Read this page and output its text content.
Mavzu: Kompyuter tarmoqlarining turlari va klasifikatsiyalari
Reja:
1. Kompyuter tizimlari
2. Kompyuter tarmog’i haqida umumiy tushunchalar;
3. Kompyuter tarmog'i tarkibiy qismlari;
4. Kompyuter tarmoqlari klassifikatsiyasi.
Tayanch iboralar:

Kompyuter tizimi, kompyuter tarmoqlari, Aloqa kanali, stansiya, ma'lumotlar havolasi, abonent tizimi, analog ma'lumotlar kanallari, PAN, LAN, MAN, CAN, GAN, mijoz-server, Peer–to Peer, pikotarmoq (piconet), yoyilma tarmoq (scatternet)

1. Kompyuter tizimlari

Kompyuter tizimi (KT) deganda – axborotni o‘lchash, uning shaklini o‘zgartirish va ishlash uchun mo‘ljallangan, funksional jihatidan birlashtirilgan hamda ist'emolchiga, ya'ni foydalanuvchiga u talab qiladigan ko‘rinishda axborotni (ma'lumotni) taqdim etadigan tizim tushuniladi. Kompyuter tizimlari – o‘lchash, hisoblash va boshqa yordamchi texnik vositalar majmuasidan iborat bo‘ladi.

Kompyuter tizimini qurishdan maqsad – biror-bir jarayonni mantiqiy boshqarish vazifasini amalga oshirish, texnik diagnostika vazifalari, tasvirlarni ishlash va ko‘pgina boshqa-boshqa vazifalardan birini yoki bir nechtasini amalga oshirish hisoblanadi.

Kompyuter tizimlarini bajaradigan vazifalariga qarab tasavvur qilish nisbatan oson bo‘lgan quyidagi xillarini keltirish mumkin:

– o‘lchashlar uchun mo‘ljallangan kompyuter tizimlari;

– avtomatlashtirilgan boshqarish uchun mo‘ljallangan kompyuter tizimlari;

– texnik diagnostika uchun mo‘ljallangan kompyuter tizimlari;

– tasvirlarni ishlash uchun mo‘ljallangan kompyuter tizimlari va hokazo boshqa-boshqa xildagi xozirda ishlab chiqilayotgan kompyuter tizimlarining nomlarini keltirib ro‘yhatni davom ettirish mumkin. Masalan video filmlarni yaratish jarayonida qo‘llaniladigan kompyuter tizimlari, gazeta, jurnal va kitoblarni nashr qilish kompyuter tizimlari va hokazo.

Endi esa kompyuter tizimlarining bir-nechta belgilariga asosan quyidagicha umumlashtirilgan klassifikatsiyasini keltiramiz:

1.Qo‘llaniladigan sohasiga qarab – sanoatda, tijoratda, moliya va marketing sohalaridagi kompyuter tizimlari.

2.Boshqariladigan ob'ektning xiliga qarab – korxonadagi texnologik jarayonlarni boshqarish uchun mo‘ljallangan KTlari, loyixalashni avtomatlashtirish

════════════════

## Problem
Using the listing above, retype each line exactly.

## Finished exercise
Read this page and output its text content.
Mavzu: Kompyuter tarmoqlarining turlari va klasifikatsiyalari
Reja:
1. Kompyuter tizimlari
2. Kompyuter tarmog’i haqida umumiy tushunchalar;
3. Kompyuter tarmog'i tarkibiy qismlari;
4. Kompyuter tarmoqlari klassifikatsiyasi.
Tayanch iboralar:

Kompyuter tizimi, kompyuter tarmoqlari, Aloqa kanali, stansiya, ma'lumotlar havolasi, abonent tizimi, analog ma'lumotlar kanallari, PAN, LAN, MAN, CAN, GAN, mijoz-server, Peer–to Peer, pikotarmoq (piconet), yoyilma tarmoq (scatternet)

1. Kompyuter tizimlari

Kompyuter tizimi (KT) deganda – axborotni o‘lchash, uning shaklini o‘zgartirish va ishlash uchun mo‘ljallangan, funksional jihatidan birlashtirilgan hamda ist'emolchiga, ya'ni foydalanuvchiga u talab qiladigan ko‘rinishda axborotni (ma'lumotni) taqdim etadigan tizim tushuniladi. Kompyuter tizimlari – o‘lchash, hisoblash va boshqa yordamchi texnik vositalar majmuasidan iborat bo‘ladi.

Kompyuter tizimini qurishdan maqsad – biror-bir jarayonni mantiqiy boshqarish vazifasini amalga oshirish, texnik diagnostika vazifalari, tasvirlarni ishlash va ko‘pgina boshqa-boshqa vazifalardan birini yoki bir nechtasini amalga oshirish hisoblanadi.

Kompyuter tizimlarini bajaradigan vazifalariga qarab tasavvur qilish nisbatan oson bo‘lgan quyidagi xillarini keltirish mumkin:

– o‘lchashlar uchun mo‘ljallangan kompyuter tizimlari;

– avtomatlashtirilgan boshqarish uchun mo‘ljallangan kompyuter tizimlari;

– texnik diagnostika uchun mo‘ljallangan kompyuter tizimlari;

– tasvirlarni ishlash uchun mo‘ljallangan kompyuter tizimlari va hokazo boshqa-boshqa xildagi xozirda ishlab chiqilayotgan kompyuter tizimlarining nomlarini keltirib ro‘yhatni davom ettirish mumkin. Masalan video filmlarni yaratish jarayonida qo‘llaniladigan kompyuter tizimlari, gazeta, jurnal va kitoblarni nashr qilish kompyuter tizimlari va hokazo.

Endi esa kompyuter tizimlarining bir-nechta belgilariga asosan quyidagicha umumlashtirilgan klassifikatsiyasini keltiramiz:

1.Qo‘llaniladigan sohasiga qarab – sanoatda, tijoratda, moliya va marketing sohalaridagi kompyuter tizimlari.

2.Boshqariladigan ob'ektning xiliga qarab – korxonadagi texnologik jarayonlarni boshqarish uchun mo‘ljallangan KTlari, loyixalashni avtomatlashtirish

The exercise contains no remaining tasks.